What you should do>
Extract every line below that contains the word "color".

───── Records for processing

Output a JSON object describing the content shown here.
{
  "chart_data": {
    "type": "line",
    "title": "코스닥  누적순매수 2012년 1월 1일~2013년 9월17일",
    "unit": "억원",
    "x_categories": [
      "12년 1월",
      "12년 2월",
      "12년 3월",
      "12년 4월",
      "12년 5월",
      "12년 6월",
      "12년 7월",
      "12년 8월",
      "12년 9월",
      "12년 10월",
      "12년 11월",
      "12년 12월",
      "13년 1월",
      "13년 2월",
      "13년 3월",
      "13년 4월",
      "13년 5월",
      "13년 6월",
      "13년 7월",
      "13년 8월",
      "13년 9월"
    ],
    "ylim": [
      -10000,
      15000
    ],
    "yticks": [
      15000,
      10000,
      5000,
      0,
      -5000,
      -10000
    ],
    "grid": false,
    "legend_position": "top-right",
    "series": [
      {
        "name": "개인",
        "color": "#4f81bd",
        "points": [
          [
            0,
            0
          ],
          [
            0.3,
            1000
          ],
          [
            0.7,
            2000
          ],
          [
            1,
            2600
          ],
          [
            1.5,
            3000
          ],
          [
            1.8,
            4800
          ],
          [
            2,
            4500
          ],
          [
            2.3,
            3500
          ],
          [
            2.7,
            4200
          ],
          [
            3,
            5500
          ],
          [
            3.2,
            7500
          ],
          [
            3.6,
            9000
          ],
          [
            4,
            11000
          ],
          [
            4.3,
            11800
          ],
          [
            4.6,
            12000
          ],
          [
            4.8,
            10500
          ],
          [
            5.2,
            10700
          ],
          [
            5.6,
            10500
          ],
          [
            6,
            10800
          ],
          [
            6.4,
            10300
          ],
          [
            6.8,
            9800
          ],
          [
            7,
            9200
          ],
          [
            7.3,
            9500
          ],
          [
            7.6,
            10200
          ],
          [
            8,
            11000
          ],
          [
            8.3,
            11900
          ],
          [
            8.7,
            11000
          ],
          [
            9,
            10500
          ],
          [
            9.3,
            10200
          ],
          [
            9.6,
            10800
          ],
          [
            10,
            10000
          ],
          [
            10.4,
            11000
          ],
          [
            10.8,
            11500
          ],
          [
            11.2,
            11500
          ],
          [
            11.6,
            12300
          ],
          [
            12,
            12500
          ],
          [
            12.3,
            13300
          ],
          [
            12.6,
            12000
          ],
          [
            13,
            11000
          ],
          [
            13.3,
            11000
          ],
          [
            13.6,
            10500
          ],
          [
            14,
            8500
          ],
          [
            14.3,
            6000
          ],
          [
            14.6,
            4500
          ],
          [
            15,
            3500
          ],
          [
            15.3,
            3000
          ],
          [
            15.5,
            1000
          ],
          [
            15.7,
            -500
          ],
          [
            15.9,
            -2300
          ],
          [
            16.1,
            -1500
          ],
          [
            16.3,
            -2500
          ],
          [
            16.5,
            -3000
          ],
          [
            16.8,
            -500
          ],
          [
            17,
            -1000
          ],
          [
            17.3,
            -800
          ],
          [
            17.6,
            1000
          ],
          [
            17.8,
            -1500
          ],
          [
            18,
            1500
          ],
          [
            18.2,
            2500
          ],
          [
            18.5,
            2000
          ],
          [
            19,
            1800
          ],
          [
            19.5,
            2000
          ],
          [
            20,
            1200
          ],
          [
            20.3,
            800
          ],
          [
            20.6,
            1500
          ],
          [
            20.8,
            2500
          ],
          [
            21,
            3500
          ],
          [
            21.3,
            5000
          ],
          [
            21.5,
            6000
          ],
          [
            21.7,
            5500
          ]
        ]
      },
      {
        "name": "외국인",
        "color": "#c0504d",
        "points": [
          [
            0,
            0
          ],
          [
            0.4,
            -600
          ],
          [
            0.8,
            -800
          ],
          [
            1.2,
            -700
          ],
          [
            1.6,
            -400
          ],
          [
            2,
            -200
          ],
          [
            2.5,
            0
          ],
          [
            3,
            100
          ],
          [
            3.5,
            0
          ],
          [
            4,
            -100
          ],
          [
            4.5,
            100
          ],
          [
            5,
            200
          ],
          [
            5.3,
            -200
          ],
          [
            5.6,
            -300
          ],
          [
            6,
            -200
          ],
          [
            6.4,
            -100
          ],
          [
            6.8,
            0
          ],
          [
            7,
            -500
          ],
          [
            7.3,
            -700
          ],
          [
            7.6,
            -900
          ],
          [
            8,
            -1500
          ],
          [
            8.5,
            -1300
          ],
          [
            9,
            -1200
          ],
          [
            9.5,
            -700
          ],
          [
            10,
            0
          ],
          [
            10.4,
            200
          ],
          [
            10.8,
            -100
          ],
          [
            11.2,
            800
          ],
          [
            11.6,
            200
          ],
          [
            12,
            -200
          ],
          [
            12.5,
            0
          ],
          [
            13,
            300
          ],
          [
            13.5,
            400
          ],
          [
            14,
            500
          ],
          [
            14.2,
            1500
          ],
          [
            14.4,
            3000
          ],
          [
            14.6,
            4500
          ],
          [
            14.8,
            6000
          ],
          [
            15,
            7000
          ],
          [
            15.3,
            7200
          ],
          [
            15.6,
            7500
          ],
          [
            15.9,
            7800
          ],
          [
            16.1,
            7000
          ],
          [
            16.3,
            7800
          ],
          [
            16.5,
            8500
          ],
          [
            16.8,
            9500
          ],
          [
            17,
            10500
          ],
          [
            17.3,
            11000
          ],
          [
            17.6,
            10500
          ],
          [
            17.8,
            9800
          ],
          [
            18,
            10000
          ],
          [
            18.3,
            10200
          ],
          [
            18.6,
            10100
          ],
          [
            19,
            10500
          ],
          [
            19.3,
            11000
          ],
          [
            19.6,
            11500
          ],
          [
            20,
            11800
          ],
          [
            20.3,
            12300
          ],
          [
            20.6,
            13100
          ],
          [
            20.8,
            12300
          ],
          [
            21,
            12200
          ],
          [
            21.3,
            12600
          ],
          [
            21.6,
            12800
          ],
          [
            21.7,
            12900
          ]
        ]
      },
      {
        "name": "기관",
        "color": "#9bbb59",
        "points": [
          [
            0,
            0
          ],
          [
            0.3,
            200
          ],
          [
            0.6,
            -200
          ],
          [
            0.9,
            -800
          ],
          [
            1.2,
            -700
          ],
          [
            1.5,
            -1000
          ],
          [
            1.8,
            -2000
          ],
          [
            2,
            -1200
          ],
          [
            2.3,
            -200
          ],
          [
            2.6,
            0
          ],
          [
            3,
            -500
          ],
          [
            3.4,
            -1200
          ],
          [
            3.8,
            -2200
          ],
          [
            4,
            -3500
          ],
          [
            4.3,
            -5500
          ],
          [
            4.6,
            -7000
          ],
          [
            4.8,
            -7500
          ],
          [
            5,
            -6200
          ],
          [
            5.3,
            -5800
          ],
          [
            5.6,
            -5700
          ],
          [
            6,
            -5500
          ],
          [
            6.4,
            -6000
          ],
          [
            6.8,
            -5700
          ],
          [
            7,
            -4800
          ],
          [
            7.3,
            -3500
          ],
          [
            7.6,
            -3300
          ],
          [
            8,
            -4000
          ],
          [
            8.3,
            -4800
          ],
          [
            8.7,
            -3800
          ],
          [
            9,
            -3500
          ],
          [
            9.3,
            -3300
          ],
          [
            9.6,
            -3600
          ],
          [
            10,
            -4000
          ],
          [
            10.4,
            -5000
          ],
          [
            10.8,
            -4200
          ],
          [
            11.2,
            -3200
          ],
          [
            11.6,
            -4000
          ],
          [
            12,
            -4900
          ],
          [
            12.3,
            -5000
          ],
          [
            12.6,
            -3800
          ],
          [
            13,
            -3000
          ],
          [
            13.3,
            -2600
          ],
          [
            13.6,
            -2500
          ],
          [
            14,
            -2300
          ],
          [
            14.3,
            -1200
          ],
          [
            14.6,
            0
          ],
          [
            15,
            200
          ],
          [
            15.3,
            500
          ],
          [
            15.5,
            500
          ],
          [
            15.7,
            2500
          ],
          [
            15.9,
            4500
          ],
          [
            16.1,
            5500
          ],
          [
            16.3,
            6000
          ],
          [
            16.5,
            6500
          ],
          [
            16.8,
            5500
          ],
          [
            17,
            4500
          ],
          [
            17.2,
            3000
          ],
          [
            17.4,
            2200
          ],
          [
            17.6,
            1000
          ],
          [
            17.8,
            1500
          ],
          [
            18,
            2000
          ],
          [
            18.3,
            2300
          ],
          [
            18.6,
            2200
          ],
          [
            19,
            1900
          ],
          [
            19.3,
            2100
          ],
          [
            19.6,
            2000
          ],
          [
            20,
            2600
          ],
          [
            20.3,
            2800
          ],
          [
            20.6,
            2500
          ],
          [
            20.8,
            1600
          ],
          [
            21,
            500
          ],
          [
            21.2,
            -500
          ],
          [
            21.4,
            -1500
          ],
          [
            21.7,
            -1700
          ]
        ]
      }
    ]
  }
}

──────────

Correct answer>
        "color": "#4f81bd",
        "color": "#c0504d",
        "color": "#9bbb59",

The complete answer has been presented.